Quoted passage =>
** begin **

- Country: Netherlands;
- Coordinates: 52°42′54″N 4°15′04″E﻿ / ﻿52.7151°N 4.251°E
- Status: Operational
- Construction began: 15 October 2022;
- Commission date: 20 December 2023;
- Owners: Eneco; Shell plc;

Wind farm
- Type: Offshore;
- Distance from shore: 18.5 km (11.5 mi);
- Hub height: 125.5 m (412 ft);
- Rotor diameter: 200 m (660 ft);
- Rated wind speed: 9.57 m/s (31.4 ft/s);
- Site area: 92 km^{2} (36 sq mi);

Power generation
- Nameplate capacity: 759 MW;

External links
- Website: www.crosswindhkn.nl

= Hollandse Kust Noord Offshore Wind Farm =

Dutch offshore wind farm

Hollandse Kust Noord Wind Farm (officially Hollandse Kust (Noord) Wind Farm Zone) is an offshore wind farm in the Dutch part of the North sea. The wind farm zone consists of a single site. The farm will consist of 69 wind turbines with a capacity of 11 MW each and will have a total output of 759 MW.

** end **

Problem details =>
Please carry on the wind farm article, starting after its final sentence. The items are separate from the wind farm article.

Data rows =>
** begin **

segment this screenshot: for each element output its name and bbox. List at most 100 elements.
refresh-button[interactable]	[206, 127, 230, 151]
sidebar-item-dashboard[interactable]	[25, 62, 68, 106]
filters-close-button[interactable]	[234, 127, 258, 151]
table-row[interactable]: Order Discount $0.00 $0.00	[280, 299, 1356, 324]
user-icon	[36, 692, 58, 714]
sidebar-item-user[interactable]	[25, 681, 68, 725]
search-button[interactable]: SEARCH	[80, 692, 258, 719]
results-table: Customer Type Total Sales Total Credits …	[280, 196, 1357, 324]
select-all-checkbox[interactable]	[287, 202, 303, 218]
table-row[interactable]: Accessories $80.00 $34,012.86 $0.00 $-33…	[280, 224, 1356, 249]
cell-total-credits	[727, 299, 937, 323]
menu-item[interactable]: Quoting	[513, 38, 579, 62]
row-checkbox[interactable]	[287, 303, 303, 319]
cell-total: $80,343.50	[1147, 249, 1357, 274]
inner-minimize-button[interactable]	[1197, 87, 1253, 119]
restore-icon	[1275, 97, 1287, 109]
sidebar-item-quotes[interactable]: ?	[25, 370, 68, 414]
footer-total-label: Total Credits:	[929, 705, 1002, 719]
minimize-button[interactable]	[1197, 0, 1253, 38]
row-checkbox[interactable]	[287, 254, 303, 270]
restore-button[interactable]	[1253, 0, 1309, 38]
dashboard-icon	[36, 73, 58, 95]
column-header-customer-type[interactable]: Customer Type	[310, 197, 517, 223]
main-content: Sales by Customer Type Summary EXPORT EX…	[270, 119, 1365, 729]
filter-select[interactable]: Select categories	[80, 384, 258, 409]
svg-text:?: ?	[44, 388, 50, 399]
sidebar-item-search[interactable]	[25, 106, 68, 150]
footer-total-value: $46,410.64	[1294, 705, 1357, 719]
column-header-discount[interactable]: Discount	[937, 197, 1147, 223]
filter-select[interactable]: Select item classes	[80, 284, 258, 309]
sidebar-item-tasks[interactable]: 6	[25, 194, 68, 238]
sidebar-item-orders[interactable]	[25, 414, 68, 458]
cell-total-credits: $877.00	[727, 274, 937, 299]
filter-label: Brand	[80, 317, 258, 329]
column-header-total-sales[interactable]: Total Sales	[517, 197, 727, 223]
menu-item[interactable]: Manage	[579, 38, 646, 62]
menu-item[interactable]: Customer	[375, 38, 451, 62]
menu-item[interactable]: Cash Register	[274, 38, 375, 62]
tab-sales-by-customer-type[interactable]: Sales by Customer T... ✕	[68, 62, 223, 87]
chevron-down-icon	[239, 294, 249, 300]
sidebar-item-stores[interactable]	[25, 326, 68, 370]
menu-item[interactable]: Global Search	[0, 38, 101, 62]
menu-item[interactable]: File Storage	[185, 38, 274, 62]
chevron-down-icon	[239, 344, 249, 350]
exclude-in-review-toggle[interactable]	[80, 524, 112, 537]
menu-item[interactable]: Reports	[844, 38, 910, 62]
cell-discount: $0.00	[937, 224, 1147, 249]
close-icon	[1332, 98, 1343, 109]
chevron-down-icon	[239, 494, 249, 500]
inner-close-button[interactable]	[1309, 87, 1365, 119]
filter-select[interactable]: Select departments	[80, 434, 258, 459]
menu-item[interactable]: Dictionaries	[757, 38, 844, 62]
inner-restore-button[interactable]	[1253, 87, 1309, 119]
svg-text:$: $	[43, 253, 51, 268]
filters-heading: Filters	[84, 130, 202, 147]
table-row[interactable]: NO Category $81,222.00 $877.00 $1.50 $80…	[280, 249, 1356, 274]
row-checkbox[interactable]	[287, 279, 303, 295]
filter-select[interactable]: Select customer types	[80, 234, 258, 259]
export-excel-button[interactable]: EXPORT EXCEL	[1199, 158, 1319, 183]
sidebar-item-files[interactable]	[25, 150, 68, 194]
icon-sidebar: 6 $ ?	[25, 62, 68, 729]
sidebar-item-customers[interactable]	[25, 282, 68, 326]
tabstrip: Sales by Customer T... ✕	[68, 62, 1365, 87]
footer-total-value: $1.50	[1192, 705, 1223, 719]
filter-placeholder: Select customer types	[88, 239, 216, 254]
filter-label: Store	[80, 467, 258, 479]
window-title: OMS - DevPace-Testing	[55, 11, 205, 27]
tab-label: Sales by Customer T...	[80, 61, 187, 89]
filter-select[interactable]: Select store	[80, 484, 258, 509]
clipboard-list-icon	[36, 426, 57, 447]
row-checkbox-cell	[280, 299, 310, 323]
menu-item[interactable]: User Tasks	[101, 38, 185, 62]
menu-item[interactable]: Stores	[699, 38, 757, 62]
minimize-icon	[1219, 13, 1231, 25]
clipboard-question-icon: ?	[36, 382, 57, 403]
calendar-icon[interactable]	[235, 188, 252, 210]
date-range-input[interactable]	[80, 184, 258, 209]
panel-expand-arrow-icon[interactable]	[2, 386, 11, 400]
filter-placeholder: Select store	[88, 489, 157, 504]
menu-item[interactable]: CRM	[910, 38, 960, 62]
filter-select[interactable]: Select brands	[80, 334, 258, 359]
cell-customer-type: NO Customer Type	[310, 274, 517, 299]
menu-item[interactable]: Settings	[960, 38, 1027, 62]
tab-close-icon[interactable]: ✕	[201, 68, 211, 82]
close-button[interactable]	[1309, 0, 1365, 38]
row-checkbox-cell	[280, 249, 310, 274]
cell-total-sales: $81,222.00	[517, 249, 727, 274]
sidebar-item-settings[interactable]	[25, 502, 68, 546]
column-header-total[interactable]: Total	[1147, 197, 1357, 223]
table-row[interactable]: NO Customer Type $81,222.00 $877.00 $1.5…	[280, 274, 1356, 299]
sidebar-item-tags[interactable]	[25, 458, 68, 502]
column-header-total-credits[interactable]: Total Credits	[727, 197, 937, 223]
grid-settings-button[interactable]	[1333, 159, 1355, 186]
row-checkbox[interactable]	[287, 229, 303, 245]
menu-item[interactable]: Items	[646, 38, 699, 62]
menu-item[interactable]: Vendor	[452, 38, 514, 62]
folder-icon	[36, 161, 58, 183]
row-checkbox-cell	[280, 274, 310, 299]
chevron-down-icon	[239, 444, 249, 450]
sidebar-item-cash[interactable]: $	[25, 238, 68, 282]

** end **

Result of this exercise =>
Construction on the farm started in October 2022. The last of the monopile foundation was installed in February 2023 and the first wind turbine was installed in April 2023. The farm was originally expected to be fully operational by the end of 2023. The final turbine was installed in October 2023, and final operational notification was granted in June 2024.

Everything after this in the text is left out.